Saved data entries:

==============================

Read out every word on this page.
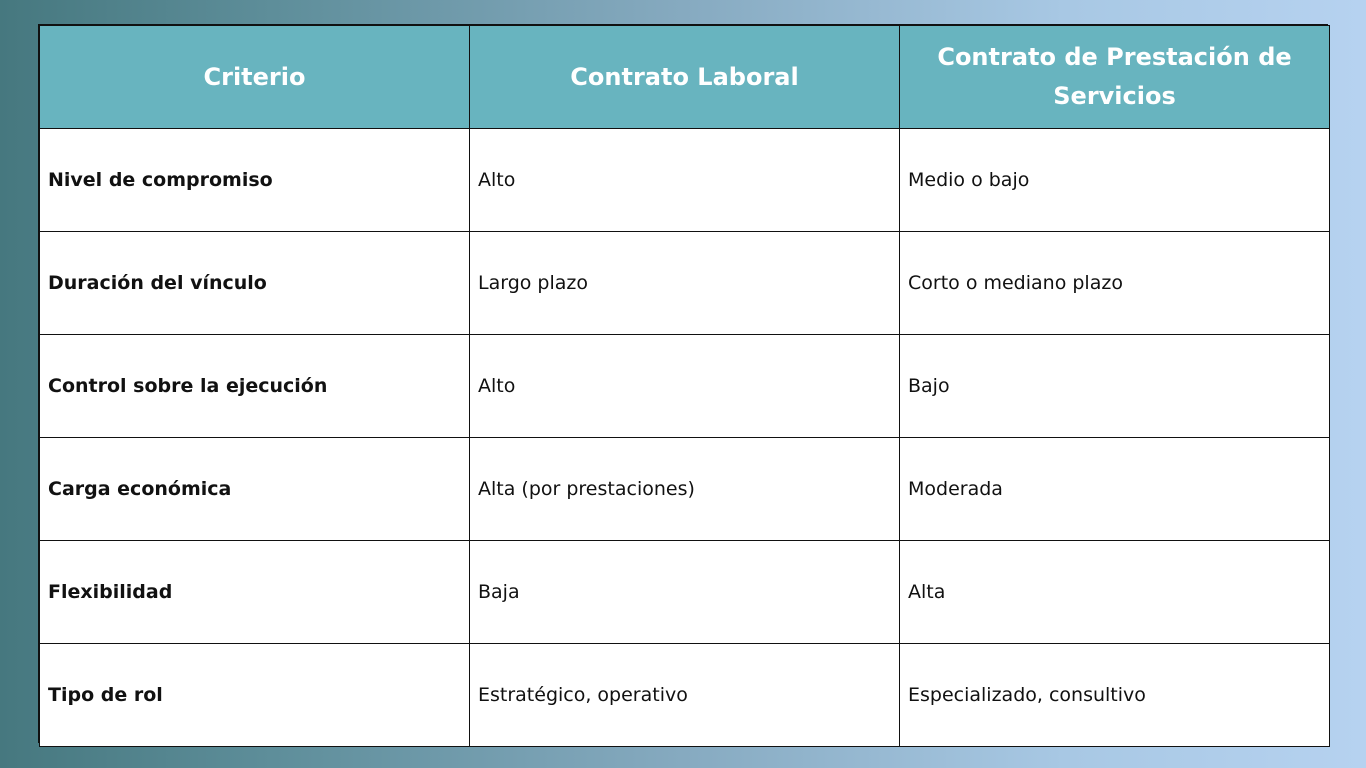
Criterio	Contrato Laboral	Contrato de Prestación de Servicios
Nivel de compromiso	Alto	Medio o bajo
Duración del vínculo	Largo plazo	Corto o mediano plazo
Control sobre la ejecución	Alto	Bajo
Carga económica	Alta (por prestaciones)	Moderada
Flexibilidad	Baja	Alta
Tipo de rol	Estratégico, operativo	Especializado, consultivo
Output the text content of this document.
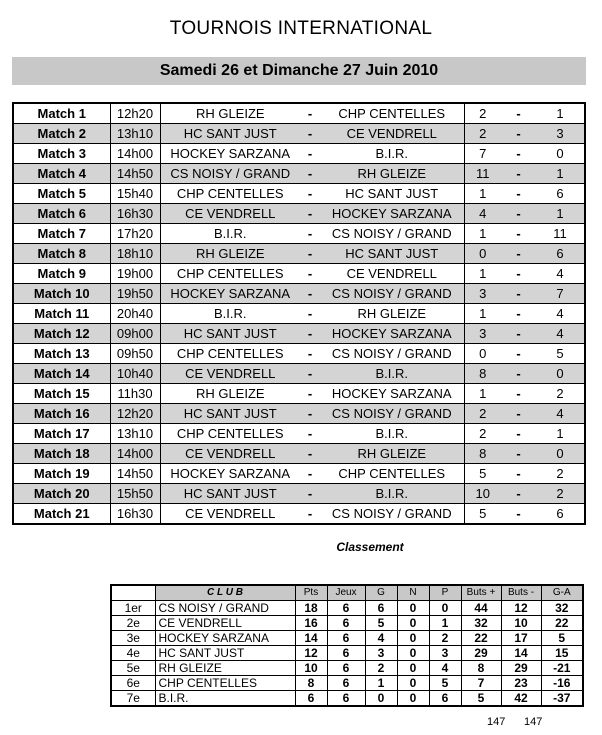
TOURNOIS INTERNATIONAL
Samedi 26 et Dimanche 27 Juin 2010
Match 1	12h20	RH GLEIZE	-	CHP CENTELLES	2	-	1
Match 2	13h10	HC SANT JUST	-	CE VENDRELL	2	-	3
Match 3	14h00	HOCKEY SARZANA	-	B.I.R.	7	-	0
Match 4	14h50	CS NOISY / GRAND	-	RH GLEIZE	11	-	1
Match 5	15h40	CHP CENTELLES	-	HC SANT JUST	1	-	6
Match 6	16h30	CE VENDRELL	-	HOCKEY SARZANA	4	-	1
Match 7	17h20	B.I.R.	-	CS NOISY / GRAND	1	-	11
Match 8	18h10	RH GLEIZE	-	HC SANT JUST	0	-	6
Match 9	19h00	CHP CENTELLES	-	CE VENDRELL	1	-	4
Match 10	19h50	HOCKEY SARZANA	-	CS NOISY / GRAND	3	-	7
Match 11	20h40	B.I.R.	-	RH GLEIZE	1	-	4
Match 12	09h00	HC SANT JUST	-	HOCKEY SARZANA	3	-	4
Match 13	09h50	CHP CENTELLES	-	CS NOISY / GRAND	0	-	5
Match 14	10h40	CE VENDRELL	-	B.I.R.	8	-	0
Match 15	11h30	RH GLEIZE	-	HOCKEY SARZANA	1	-	2
Match 16	12h20	HC SANT JUST	-	CS NOISY / GRAND	2	-	4
Match 17	13h10	CHP CENTELLES	-	B.I.R.	2	-	1
Match 18	14h00	CE VENDRELL	-	RH GLEIZE	8	-	0
Match 19	14h50	HOCKEY SARZANA	-	CHP CENTELLES	5	-	2
Match 20	15h50	HC SANT JUST	-	B.I.R.	10	-	2
Match 21	16h30	CE VENDRELL	-	CS NOISY / GRAND	5	-	6
Classement
	C L U B	Pts	Jeux	G	N	P	Buts +	Buts -	G-A
1er	CS NOISY / GRAND	18	6	6	0	0	44	12	32
2e	CE VENDRELL	16	6	5	0	1	32	10	22
3e	HOCKEY SARZANA	14	6	4	0	2	22	17	5
4e	HC SANT JUST	12	6	3	0	3	29	14	15
5e	RH GLEIZE	10	6	2	0	4	8	29	-21
6e	CHP CENTELLES	8	6	1	0	5	7	23	-16
7e	B.I.R.	6	6	0	0	6	5	42	-37
147 147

==============================

**CHALLENGE**
Repeat the material above word for word, please, apart from its images.

**RESPONSE BELOW**
Read out every word on this page.
Criterio	Contrato Laboral	Contrato de Prestación de Servicios
Nivel de compromiso	Alto	Medio o bajo
Duración del vínculo	Largo plazo	Corto o mediano plazo
Control sobre la ejecución	Alto	Bajo
Carga económica	Alta (por prestaciones)	Moderada
Flexibilidad	Baja	Alta
Tipo de rol	Estratégico, operativo	Especializado, consultivo
Output the text content of this document.
TOURNOIS INTERNATIONAL
Samedi 26 et Dimanche 27 Juin 2010
Match 1	12h20	RH GLEIZE	-	CHP CENTELLES	2	-	1
Match 2	13h10	HC SANT JUST	-	CE VENDRELL	2	-	3
Match 3	14h00	HOCKEY SARZANA	-	B.I.R.	7	-	0
Match 4	14h50	CS NOISY / GRAND	-	RH GLEIZE	11	-	1
Match 5	15h40	CHP CENTELLES	-	HC SANT JUST	1	-	6
Match 6	16h30	CE VENDRELL	-	HOCKEY SARZANA	4	-	1
Match 7	17h20	B.I.R.	-	CS NOISY / GRAND	1	-	11
Match 8	18h10	RH GLEIZE	-	HC SANT JUST	0	-	6
Match 9	19h00	CHP CENTELLES	-	CE VENDRELL	1	-	4
Match 10	19h50	HOCKEY SARZANA	-	CS NOISY / GRAND	3	-	7
Match 11	20h40	B.I.R.	-	RH GLEIZE	1	-	4
Match 12	09h00	HC SANT JUST	-	HOCKEY SARZANA	3	-	4
Match 13	09h50	CHP CENTELLES	-	CS NOISY / GRAND	0	-	5
Match 14	10h40	CE VENDRELL	-	B.I.R.	8	-	0
Match 15	11h30	RH GLEIZE	-	HOCKEY SARZANA	1	-	2
Match 16	12h20	HC SANT JUST	-	CS NOISY / GRAND	2	-	4
Match 17	13h10	CHP CENTELLES	-	B.I.R.	2	-	1
Match 18	14h00	CE VENDRELL	-	RH GLEIZE	8	-	0
Match 19	14h50	HOCKEY SARZANA	-	CHP CENTELLES	5	-	2
Match 20	15h50	HC SANT JUST	-	B.I.R.	10	-	2
Match 21	16h30	CE VENDRELL	-	CS NOISY / GRAND	5	-	6
Classement
	C L U B	Pts	Jeux	G	N	P	Buts +	Buts -	G-A
1er	CS NOISY / GRAND	18	6	6	0	0	44	12	32
2e	CE VENDRELL	16	6	5	0	1	32	10	22
3e	HOCKEY SARZANA	14	6	4	0	2	22	17	5
4e	HC SANT JUST	12	6	3	0	3	29	14	15
5e	RH GLEIZE	10	6	2	0	4	8	29	-21
6e	CHP CENTELLES	8	6	1	0	5	7	23	-16
7e	B.I.R.	6	6	0	0	6	5	42	-37
147 147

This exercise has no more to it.